═════ TASK INPUTS ═════

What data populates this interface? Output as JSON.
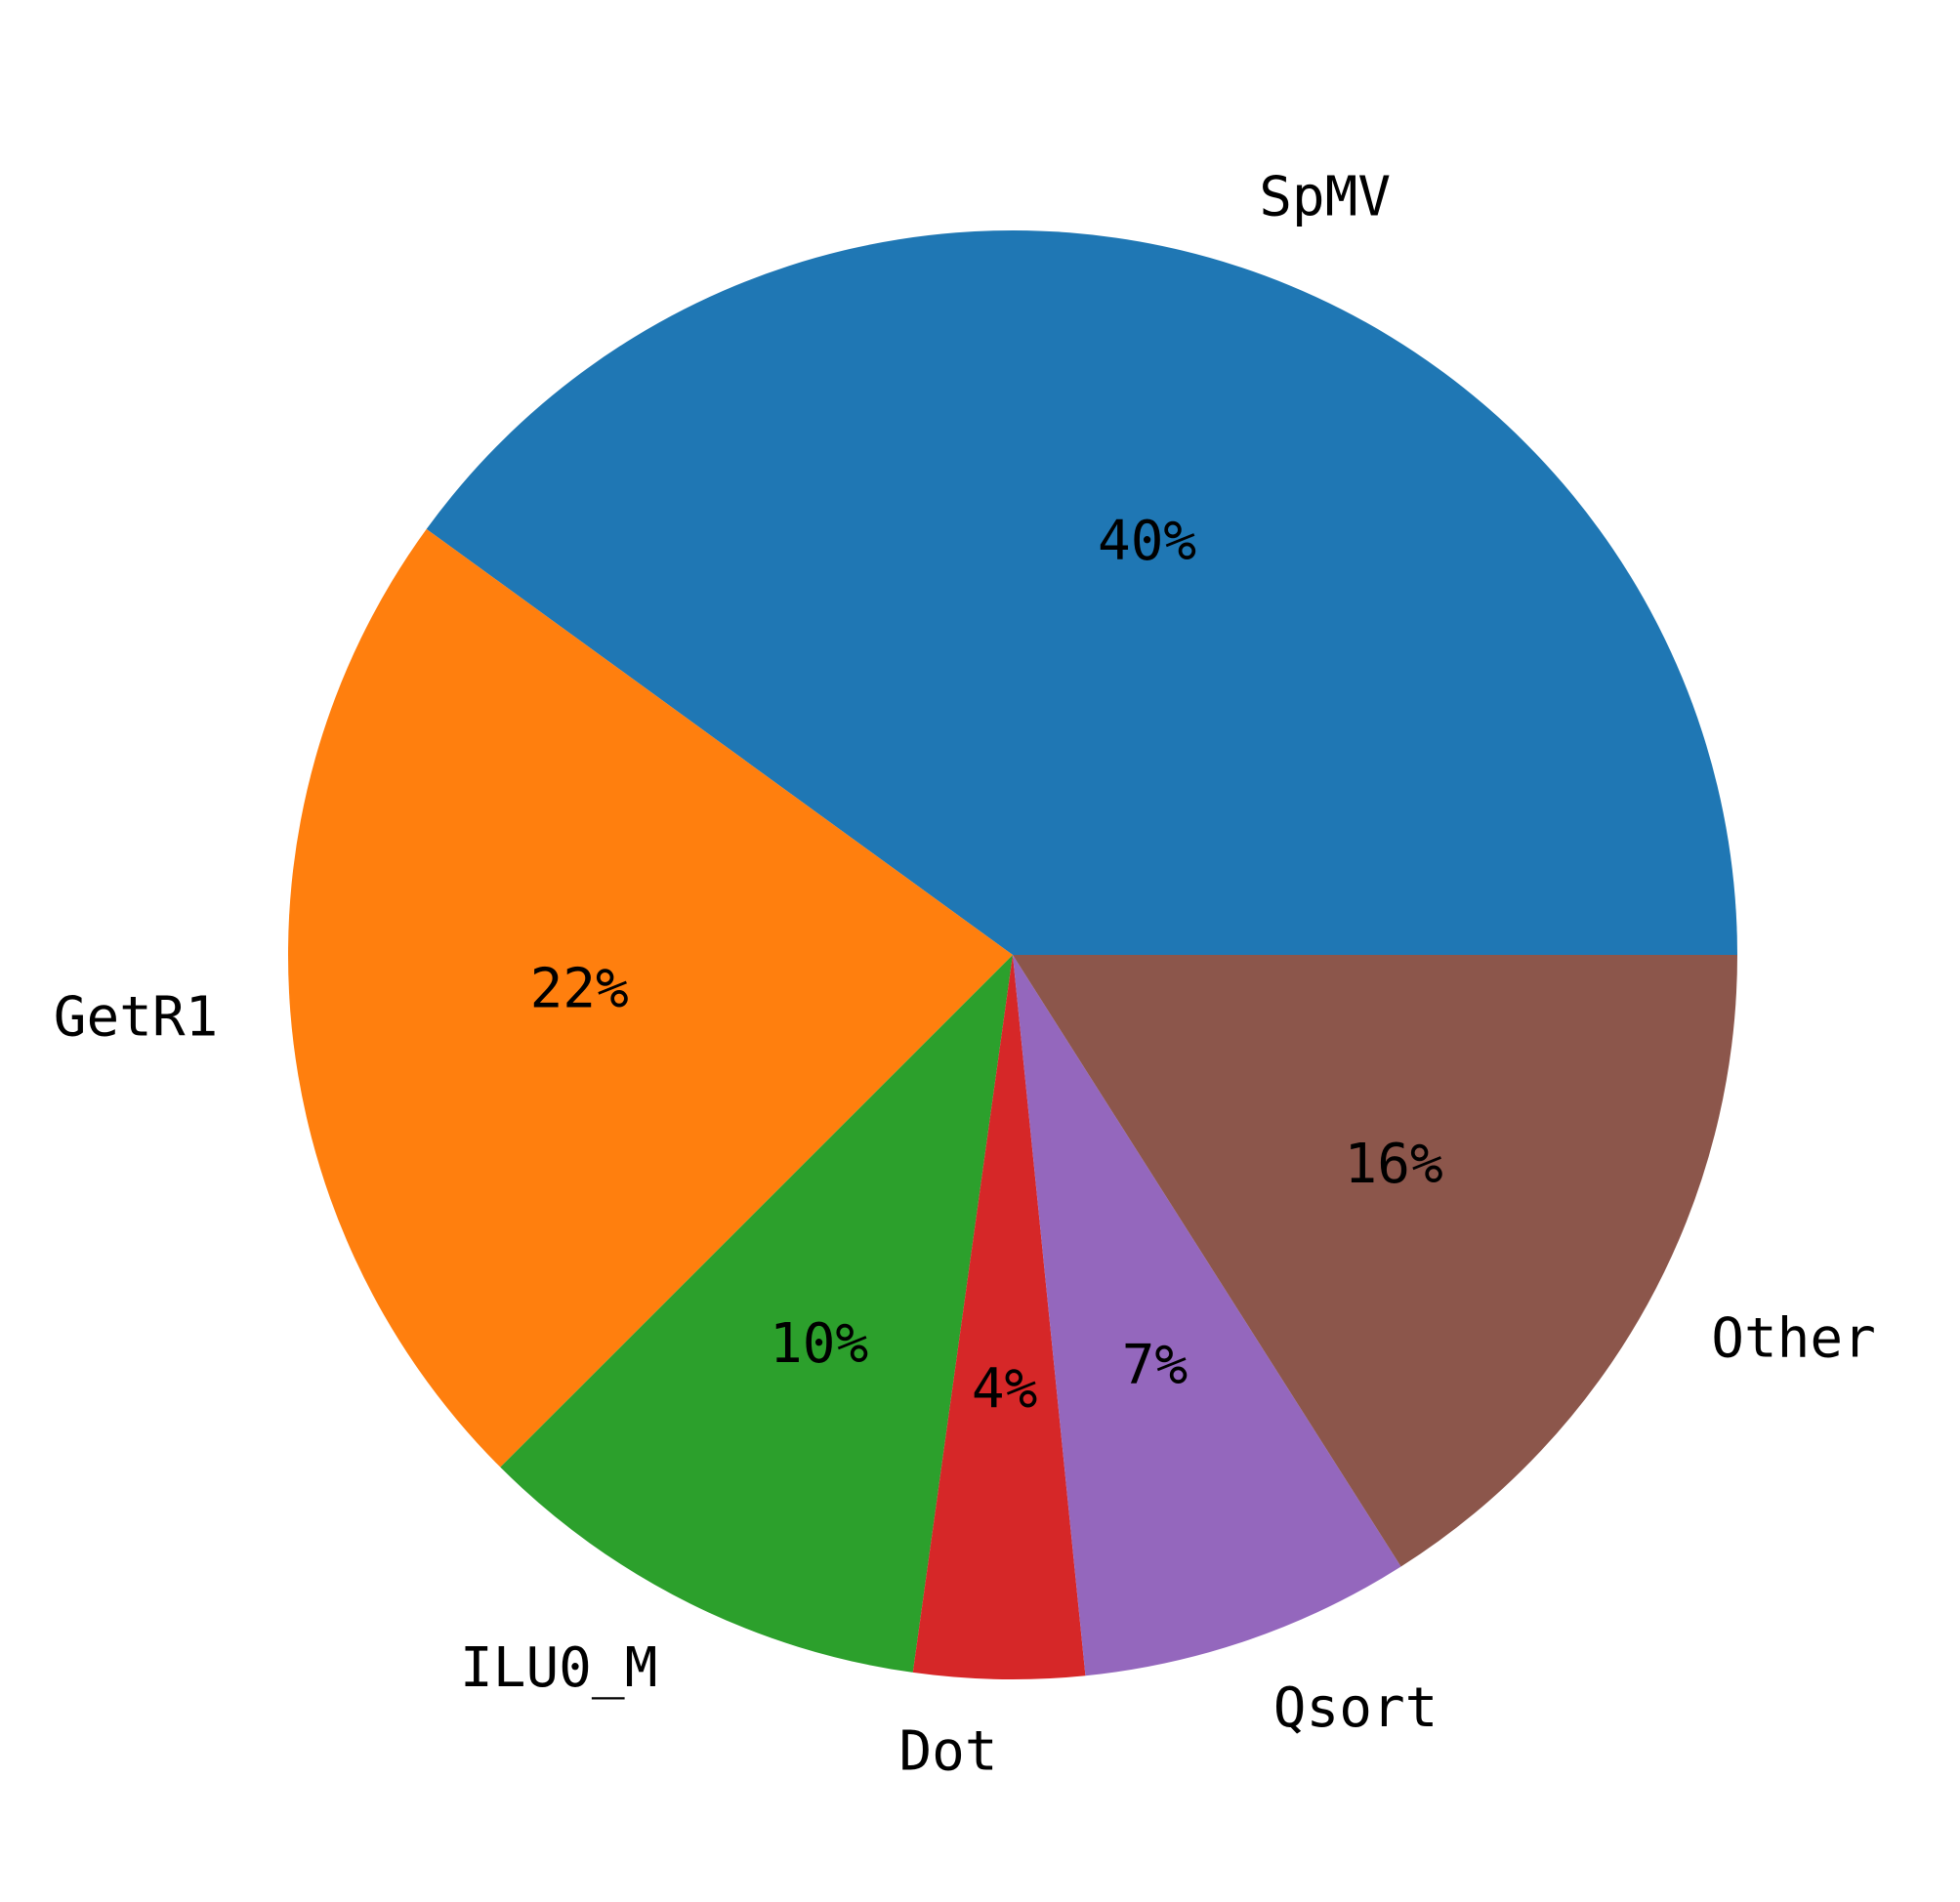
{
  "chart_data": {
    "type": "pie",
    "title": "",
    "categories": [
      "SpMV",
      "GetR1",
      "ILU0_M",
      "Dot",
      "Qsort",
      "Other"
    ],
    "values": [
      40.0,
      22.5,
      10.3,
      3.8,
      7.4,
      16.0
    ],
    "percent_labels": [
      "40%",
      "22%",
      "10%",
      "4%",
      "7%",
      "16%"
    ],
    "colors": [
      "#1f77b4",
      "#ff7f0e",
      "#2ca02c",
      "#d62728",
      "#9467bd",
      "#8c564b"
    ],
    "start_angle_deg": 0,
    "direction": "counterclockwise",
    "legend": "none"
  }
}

═════

YOUR INSTRUCTIONS
Set each line of the records down exactly, leaving every picture out.

SOLVED PROBLEM
What data populates this interface? Output as JSON.
{
  "chart_data": {
    "type": "pie",
    "title": "",
    "categories": [
      "SpMV",
      "GetR1",
      "ILU0_M",
      "Dot",
      "Qsort",
      "Other"
    ],
    "values": [
      40.0,
      22.5,
      10.3,
      3.8,
      7.4,
      16.0
    ],
    "percent_labels": [
      "40%",
      "22%",
      "10%",
      "4%",
      "7%",
      "16%"
    ],
    "colors": [
      "#1f77b4",
      "#ff7f0e",
      "#2ca02c",
      "#d62728",
      "#9467bd",
      "#8c564b"
    ],
    "start_angle_deg": 0,
    "direction": "counterclockwise",
    "legend": "none"
  }
}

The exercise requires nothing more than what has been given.